**Stated goal**
Pull out every line below holding the word "Vehicle".

Stored entries:
· · · · ·

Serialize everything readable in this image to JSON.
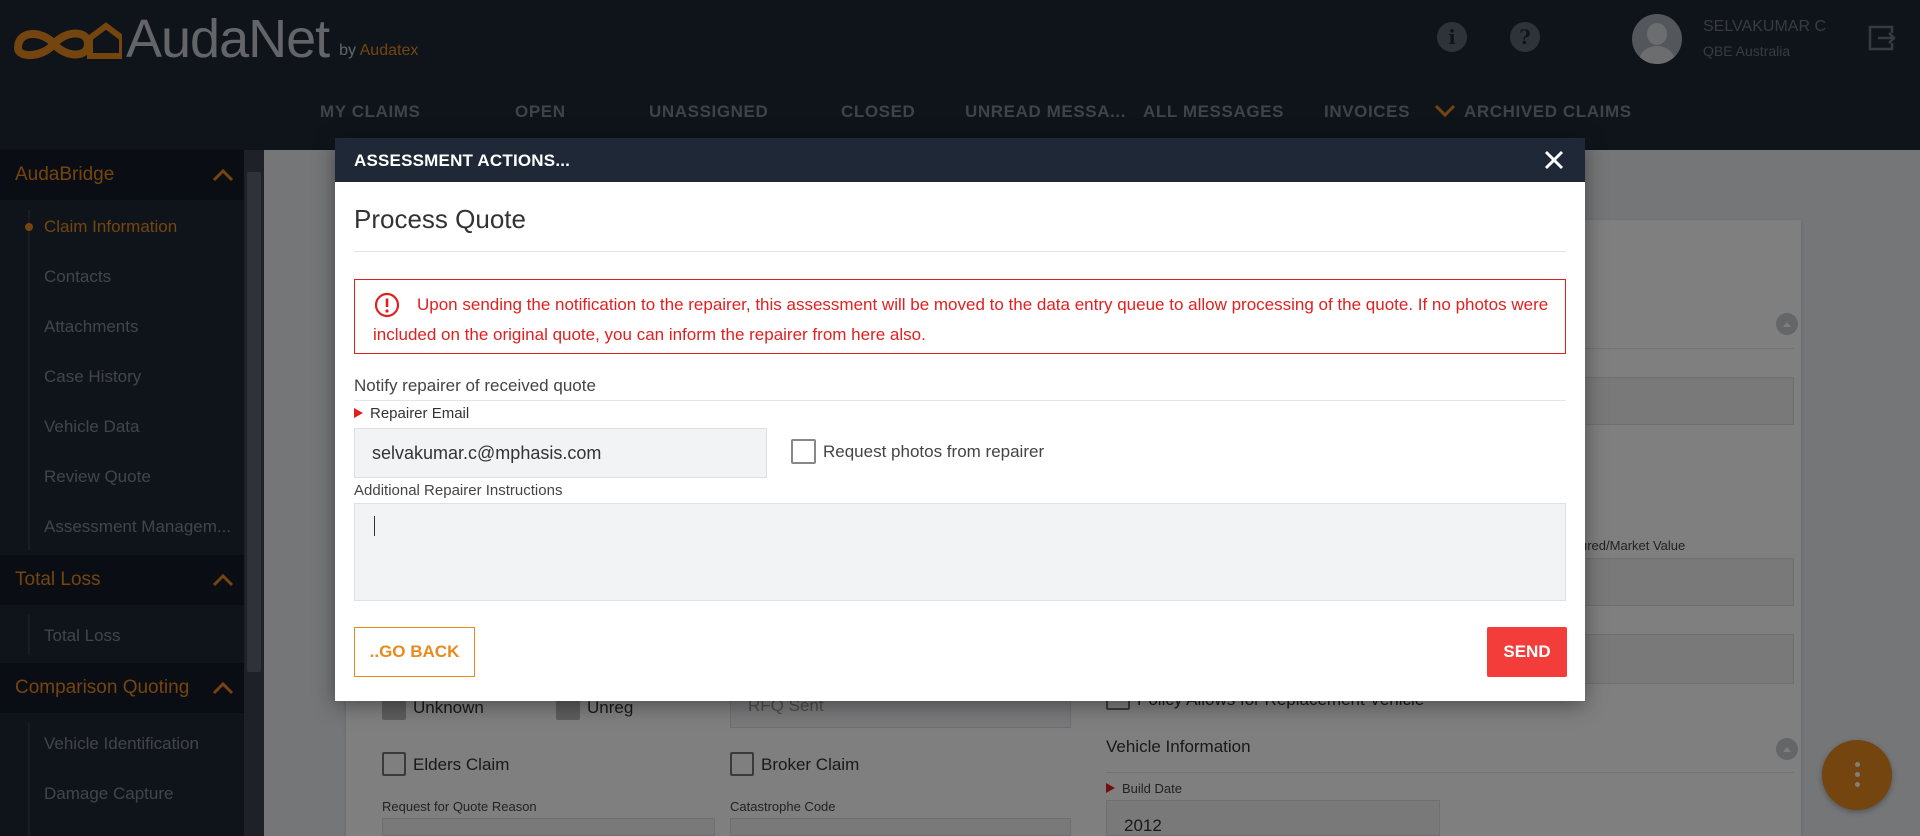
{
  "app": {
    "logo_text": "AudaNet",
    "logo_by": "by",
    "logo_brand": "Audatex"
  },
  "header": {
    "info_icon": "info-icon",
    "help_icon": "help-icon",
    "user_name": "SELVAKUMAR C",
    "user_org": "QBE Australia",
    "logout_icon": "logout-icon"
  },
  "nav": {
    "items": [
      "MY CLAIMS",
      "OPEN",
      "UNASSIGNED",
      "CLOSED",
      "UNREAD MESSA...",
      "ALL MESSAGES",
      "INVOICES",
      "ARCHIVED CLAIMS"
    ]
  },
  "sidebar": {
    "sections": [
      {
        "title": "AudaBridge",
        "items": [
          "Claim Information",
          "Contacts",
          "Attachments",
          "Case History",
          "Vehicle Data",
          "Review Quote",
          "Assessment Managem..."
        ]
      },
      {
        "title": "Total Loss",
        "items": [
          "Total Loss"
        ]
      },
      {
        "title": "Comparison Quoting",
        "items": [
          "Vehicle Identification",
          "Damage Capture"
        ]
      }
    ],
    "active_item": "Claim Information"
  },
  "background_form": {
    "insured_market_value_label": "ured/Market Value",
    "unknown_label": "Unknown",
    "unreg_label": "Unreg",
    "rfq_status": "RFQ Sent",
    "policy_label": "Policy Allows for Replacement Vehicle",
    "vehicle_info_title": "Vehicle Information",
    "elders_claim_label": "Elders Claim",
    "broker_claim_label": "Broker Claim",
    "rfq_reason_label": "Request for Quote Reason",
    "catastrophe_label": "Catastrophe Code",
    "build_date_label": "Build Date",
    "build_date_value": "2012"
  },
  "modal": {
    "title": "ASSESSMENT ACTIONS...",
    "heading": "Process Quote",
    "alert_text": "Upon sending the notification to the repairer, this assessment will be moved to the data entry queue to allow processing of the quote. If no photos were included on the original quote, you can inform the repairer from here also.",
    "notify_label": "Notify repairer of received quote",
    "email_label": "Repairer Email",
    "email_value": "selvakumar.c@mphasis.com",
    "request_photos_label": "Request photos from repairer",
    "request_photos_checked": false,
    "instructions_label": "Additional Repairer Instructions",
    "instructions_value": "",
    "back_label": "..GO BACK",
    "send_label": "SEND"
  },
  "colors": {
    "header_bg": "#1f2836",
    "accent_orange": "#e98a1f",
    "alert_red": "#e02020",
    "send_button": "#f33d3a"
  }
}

· · · · ·

**Full response**
          "Vehicle Data",
          "Vehicle Identification",
    "policy_label": "Policy Allows for Replacement Vehicle",
    "vehicle_info_title": "Vehicle Information",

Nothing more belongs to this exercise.